■ Goal
Note each line of the listing that contains the string "binding", and copy it.

** start of Records to use **

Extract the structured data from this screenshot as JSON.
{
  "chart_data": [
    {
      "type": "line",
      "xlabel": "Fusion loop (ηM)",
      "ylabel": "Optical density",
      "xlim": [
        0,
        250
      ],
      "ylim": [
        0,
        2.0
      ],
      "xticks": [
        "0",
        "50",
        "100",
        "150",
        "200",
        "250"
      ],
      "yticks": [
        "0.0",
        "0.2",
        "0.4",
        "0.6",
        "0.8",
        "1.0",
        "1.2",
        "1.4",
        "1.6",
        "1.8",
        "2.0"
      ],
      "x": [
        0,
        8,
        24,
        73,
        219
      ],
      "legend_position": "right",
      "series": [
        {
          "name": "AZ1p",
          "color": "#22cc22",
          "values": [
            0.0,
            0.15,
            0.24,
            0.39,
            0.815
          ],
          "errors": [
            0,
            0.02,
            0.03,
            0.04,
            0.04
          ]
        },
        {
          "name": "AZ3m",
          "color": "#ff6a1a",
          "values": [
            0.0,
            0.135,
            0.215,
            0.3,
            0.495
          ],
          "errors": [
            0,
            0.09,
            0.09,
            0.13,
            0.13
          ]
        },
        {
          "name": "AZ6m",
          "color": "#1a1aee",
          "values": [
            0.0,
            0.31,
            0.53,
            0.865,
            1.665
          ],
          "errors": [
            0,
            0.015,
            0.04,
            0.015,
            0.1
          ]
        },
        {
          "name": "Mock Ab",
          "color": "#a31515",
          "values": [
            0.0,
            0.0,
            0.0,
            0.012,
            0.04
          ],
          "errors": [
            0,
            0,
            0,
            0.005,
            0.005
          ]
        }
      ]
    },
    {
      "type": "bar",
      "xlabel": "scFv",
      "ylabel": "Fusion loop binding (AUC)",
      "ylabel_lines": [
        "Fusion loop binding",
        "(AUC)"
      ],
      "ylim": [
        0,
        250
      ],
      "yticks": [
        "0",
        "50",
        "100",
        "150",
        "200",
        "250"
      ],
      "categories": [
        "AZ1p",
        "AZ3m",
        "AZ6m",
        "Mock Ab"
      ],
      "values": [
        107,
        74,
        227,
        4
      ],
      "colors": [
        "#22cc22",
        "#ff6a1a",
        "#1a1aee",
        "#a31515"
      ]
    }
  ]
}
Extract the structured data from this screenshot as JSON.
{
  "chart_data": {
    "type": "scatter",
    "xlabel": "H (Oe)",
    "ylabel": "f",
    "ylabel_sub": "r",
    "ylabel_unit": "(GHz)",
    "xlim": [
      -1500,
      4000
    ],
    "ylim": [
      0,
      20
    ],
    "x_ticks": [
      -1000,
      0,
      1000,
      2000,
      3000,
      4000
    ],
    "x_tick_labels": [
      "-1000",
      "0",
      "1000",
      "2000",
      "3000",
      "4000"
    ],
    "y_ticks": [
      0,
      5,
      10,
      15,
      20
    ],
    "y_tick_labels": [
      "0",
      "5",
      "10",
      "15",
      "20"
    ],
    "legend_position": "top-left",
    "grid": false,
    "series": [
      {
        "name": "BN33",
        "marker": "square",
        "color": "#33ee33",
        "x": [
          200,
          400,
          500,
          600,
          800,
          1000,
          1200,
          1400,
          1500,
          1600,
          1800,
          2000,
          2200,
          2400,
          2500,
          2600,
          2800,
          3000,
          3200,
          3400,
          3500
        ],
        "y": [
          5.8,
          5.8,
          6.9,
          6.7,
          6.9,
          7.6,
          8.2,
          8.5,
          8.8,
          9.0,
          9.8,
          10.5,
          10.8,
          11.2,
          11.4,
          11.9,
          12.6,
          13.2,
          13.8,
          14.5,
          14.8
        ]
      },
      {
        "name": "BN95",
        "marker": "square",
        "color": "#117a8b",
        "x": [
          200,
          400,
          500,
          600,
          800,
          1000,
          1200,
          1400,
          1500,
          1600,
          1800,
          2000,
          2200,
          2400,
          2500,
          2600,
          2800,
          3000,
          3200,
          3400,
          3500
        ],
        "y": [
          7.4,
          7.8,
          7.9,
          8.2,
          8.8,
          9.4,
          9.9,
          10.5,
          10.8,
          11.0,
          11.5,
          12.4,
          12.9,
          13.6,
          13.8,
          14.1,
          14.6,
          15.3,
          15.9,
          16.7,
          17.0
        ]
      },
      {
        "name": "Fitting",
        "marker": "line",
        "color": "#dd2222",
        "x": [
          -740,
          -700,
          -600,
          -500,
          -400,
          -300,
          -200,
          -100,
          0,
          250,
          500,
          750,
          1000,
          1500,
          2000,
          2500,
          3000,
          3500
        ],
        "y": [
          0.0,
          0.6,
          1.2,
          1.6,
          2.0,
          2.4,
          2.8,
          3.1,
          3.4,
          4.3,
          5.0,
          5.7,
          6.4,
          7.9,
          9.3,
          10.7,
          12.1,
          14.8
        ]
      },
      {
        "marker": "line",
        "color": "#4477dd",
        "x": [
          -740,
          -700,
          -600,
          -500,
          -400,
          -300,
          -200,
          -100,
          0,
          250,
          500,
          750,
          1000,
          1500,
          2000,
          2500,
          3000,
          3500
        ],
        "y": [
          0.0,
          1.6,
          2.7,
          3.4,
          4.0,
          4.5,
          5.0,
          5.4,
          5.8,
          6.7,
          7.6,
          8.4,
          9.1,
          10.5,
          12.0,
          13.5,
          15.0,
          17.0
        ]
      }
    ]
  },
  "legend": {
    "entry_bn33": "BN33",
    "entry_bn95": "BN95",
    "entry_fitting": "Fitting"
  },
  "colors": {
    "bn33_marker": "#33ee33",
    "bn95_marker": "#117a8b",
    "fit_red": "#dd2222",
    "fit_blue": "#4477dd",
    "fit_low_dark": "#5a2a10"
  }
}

** end of Records to use **

■ Exercise result
      "ylabel": "Fusion loop binding (AUC)",
        "Fusion loop binding",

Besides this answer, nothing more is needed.